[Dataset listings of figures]
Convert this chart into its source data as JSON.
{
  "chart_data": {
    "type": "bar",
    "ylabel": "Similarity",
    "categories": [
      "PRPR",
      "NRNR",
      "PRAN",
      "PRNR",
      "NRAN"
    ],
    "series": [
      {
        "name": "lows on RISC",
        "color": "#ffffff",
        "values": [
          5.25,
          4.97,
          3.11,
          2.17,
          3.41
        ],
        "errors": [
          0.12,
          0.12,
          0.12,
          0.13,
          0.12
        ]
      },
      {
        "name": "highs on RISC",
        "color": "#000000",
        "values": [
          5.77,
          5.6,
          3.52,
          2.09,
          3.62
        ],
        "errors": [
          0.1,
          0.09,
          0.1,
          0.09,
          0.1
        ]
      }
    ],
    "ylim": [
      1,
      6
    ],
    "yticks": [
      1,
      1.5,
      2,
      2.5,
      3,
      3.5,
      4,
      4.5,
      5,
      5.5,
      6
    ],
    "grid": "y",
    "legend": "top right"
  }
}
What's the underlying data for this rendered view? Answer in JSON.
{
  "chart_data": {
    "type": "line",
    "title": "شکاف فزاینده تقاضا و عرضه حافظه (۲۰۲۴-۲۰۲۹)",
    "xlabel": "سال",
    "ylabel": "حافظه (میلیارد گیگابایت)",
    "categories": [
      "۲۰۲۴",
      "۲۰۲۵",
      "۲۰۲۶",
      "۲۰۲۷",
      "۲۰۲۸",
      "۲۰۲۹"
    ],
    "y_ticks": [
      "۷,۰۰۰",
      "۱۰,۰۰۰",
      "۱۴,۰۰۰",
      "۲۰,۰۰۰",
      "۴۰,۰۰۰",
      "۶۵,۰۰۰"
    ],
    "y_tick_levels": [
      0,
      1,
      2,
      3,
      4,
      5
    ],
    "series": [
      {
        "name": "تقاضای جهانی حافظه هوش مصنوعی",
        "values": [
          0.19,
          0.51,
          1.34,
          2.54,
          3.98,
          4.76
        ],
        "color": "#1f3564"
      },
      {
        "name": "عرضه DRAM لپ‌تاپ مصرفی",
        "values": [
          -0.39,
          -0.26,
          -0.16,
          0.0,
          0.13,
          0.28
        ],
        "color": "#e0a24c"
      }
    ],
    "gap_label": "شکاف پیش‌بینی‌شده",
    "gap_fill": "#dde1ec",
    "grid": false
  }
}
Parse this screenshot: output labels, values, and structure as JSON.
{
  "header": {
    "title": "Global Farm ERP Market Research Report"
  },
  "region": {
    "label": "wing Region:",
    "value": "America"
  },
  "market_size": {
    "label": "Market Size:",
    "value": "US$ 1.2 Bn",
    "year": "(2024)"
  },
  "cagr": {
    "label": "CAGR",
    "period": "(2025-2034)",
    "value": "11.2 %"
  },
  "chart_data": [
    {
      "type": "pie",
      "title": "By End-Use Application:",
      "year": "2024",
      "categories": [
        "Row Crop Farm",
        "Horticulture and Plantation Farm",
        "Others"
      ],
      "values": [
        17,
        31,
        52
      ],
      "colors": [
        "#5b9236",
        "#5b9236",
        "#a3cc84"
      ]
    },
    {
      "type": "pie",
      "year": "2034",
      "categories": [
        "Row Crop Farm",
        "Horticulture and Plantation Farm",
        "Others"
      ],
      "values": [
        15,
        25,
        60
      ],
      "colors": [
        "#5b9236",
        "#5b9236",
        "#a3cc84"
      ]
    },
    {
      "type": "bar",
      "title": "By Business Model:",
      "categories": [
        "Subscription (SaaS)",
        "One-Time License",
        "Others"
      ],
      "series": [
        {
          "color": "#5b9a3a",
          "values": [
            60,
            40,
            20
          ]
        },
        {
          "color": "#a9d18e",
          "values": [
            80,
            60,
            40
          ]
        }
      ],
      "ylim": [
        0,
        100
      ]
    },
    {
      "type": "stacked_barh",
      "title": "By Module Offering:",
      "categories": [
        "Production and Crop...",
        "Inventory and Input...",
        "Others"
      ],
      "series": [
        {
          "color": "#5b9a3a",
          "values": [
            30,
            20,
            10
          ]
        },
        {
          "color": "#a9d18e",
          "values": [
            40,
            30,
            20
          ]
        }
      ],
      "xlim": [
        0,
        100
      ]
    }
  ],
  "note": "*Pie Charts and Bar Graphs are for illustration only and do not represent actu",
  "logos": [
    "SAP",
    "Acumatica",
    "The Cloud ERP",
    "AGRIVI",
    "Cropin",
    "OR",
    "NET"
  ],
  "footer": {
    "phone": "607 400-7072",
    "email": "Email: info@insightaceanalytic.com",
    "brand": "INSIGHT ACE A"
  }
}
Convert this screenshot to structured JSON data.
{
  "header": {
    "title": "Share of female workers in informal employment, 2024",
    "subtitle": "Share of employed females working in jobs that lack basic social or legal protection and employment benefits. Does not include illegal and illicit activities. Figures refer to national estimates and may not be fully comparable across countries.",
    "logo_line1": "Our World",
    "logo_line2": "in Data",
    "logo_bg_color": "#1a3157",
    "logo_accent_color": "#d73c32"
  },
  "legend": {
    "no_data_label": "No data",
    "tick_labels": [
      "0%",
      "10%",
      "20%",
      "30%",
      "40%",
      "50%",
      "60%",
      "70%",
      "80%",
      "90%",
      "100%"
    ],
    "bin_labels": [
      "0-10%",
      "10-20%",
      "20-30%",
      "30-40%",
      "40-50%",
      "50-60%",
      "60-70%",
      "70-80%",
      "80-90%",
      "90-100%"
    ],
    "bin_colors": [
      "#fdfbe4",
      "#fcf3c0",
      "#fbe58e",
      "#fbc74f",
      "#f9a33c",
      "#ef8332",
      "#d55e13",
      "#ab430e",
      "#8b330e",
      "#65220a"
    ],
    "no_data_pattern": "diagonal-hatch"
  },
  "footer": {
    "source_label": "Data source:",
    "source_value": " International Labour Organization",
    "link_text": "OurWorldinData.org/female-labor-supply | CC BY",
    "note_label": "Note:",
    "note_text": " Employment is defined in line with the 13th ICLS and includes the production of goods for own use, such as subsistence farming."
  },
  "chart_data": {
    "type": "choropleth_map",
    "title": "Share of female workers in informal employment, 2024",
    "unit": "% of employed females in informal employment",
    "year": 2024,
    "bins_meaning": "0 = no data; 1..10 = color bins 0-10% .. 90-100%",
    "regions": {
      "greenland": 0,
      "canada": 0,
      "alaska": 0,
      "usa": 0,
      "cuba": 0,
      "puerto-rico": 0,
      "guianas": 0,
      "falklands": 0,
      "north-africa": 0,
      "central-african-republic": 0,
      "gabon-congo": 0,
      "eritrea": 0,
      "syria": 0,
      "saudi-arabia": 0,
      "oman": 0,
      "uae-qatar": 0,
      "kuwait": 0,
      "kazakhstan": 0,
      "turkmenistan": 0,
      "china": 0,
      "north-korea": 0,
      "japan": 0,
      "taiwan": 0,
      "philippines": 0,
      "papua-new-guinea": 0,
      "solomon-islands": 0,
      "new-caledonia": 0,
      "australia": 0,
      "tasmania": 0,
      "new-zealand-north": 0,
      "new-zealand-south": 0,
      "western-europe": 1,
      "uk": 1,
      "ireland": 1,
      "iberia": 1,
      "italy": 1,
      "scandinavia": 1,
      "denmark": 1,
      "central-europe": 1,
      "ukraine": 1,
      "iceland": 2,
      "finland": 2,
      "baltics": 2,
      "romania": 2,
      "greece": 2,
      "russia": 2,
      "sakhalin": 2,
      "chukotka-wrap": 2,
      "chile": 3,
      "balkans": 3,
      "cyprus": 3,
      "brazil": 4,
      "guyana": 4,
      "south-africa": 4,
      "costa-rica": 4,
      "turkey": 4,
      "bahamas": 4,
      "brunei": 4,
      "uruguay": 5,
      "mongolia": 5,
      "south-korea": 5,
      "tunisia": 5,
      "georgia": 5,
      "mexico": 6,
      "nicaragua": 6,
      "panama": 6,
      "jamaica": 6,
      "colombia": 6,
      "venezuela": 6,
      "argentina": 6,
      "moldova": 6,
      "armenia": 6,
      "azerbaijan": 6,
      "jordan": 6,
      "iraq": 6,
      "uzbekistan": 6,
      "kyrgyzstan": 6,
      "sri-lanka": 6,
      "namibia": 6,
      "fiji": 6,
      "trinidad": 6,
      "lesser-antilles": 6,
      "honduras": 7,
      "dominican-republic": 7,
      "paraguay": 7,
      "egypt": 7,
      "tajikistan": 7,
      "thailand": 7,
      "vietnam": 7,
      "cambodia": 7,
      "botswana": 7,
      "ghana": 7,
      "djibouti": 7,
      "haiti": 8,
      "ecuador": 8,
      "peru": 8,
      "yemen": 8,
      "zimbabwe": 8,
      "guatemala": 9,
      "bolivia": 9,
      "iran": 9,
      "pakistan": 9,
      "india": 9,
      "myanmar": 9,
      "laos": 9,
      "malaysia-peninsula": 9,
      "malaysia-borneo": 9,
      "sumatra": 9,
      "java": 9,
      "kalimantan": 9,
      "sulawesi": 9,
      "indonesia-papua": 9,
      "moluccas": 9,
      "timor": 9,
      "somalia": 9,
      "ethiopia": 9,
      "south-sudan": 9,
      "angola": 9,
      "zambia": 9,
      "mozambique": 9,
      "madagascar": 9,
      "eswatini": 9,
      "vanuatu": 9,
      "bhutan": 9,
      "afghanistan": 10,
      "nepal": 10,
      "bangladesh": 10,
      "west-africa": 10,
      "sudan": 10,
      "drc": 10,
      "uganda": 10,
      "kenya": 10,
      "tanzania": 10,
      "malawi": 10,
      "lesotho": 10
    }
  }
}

Prompt
Copy out all lines from the material above that contain the string "females".

Reply to the exercise
    "subtitle": "Share of employed females working in jobs that lack basic social or legal protection and employment benefits. Does not include illegal and illicit activities. Figures refer to national estimates and may not be fully comparable across countries.",
    "unit": "% of employed females in informal employment",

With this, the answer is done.